══ Text passage

- Location of Padwa
- Padwa Location in Jharkhand, India
- Coordinates: 24°10′25″N 84°03′37″E﻿ / ﻿24.173599°N 84.060195°E
- Country: India
- State: Jharkhand
- District: Palamu
- Block: Padwa

Government
- • MLA: Radha Krishna Kishore Bharatiya Janata Party

Population (2001)
- • Total: 46,957

Languages
- • Official: Magahi, Hindi
- Time zone: UTC+5:30 (IST)
- PIN: 822123

= Padwa block =

Padwa or Pandwa is one of the administrative community development block of Palamu district, Jharkhand state, India. The Pandwa block has 8,985 households with aggregate population of 46,957. The block has 8 panchayats and about 34 villages.

Pandwa is a part of Chhatarpur (Vidhan Sabha constituency).

════

Using the list at the top of the Padwa block text, give each administrative level named there (from Country down) along with its value. The entries that follow have nothing to do with the Padwa block text.

══ Data for review

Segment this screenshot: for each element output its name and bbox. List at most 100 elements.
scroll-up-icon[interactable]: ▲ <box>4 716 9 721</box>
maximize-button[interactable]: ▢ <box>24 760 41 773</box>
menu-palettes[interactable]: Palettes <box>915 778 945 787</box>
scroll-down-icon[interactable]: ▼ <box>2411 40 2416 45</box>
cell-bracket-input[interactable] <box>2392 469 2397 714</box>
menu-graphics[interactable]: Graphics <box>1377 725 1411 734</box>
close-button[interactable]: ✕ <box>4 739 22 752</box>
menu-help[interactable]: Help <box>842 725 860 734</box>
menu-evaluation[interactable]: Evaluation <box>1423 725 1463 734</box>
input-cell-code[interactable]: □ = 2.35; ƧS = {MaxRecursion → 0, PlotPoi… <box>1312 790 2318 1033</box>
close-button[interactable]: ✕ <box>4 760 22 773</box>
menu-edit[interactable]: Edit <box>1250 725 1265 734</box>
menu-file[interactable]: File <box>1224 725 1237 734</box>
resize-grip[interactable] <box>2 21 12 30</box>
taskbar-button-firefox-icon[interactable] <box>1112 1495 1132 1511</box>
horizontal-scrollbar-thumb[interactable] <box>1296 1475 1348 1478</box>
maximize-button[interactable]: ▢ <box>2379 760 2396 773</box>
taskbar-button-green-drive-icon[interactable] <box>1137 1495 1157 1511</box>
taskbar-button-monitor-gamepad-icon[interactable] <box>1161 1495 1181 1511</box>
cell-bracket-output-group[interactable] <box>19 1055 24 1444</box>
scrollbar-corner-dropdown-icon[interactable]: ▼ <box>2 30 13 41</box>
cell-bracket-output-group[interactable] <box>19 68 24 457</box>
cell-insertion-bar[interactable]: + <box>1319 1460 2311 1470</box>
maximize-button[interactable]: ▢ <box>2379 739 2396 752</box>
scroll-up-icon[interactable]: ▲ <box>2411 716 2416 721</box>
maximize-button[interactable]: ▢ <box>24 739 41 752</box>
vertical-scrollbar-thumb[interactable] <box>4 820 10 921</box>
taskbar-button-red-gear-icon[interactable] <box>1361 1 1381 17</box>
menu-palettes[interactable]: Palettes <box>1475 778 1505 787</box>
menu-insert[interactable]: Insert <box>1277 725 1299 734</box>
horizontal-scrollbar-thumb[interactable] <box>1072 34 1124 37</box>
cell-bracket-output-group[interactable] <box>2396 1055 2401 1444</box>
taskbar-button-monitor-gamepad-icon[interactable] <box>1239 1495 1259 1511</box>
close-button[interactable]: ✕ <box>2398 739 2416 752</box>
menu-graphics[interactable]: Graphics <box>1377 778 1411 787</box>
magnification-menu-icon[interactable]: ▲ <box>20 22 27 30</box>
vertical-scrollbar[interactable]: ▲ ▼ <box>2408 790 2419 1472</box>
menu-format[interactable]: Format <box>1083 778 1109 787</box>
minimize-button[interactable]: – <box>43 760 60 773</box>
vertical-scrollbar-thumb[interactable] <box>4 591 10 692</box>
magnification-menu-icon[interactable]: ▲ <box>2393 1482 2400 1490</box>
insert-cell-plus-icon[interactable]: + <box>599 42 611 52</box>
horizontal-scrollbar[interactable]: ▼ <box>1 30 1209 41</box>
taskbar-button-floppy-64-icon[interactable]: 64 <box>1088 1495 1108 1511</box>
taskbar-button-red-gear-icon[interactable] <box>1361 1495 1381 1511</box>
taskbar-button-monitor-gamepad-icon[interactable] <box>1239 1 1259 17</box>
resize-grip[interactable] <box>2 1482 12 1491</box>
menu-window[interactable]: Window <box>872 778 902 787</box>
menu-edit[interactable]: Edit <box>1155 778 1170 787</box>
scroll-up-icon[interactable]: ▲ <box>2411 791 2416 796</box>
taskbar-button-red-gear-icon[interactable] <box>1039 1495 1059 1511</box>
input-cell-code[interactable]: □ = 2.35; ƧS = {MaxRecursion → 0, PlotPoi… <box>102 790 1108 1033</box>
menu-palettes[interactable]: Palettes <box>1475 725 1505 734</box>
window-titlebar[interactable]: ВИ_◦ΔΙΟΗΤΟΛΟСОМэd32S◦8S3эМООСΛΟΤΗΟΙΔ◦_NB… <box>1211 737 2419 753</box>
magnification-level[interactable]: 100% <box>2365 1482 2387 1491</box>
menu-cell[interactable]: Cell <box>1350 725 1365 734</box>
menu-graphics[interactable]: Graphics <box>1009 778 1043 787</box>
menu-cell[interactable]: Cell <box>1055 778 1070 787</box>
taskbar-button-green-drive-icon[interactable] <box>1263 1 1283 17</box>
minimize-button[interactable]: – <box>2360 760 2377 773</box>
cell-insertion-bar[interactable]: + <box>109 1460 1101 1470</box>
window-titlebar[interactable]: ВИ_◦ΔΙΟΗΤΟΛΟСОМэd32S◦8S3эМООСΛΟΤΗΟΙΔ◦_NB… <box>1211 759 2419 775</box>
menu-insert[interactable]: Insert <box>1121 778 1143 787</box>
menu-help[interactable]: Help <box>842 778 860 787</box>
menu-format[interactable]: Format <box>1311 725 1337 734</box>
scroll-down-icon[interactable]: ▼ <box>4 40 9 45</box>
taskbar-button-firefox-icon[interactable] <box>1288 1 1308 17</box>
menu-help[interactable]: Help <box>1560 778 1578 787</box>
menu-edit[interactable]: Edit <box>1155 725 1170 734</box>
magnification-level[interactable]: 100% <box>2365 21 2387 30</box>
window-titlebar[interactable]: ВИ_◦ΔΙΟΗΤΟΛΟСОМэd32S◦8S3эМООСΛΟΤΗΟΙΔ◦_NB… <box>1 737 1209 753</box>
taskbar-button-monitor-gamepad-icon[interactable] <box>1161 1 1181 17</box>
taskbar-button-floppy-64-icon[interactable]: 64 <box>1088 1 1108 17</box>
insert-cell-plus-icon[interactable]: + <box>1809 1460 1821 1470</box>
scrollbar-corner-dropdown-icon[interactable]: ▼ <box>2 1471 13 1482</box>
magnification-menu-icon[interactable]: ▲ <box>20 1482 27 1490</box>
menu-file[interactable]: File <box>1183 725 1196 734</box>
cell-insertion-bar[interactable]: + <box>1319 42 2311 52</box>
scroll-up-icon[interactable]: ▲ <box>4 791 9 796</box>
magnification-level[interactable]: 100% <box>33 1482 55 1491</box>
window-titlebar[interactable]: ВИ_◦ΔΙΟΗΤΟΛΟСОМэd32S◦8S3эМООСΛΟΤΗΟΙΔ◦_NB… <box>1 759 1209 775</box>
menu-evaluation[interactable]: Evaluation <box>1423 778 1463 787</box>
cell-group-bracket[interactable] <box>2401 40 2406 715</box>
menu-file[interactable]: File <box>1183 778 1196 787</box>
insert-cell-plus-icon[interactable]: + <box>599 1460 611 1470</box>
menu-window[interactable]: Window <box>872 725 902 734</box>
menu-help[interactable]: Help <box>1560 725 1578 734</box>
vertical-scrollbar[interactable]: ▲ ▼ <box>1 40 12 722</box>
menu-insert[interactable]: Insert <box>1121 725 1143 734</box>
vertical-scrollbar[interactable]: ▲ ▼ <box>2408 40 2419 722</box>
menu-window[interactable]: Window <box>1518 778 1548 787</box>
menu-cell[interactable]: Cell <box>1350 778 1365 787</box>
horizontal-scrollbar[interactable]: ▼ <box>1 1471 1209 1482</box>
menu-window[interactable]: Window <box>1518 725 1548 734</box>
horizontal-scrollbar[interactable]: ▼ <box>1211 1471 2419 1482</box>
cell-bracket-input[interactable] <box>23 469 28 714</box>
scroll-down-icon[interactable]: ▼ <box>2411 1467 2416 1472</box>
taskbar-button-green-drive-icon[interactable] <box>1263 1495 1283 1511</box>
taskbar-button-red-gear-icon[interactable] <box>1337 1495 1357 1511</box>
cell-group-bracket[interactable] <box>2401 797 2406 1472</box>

════

→ Exercise result:
Country: India
State: Jharkhand
District: Palamu
Block: Padwa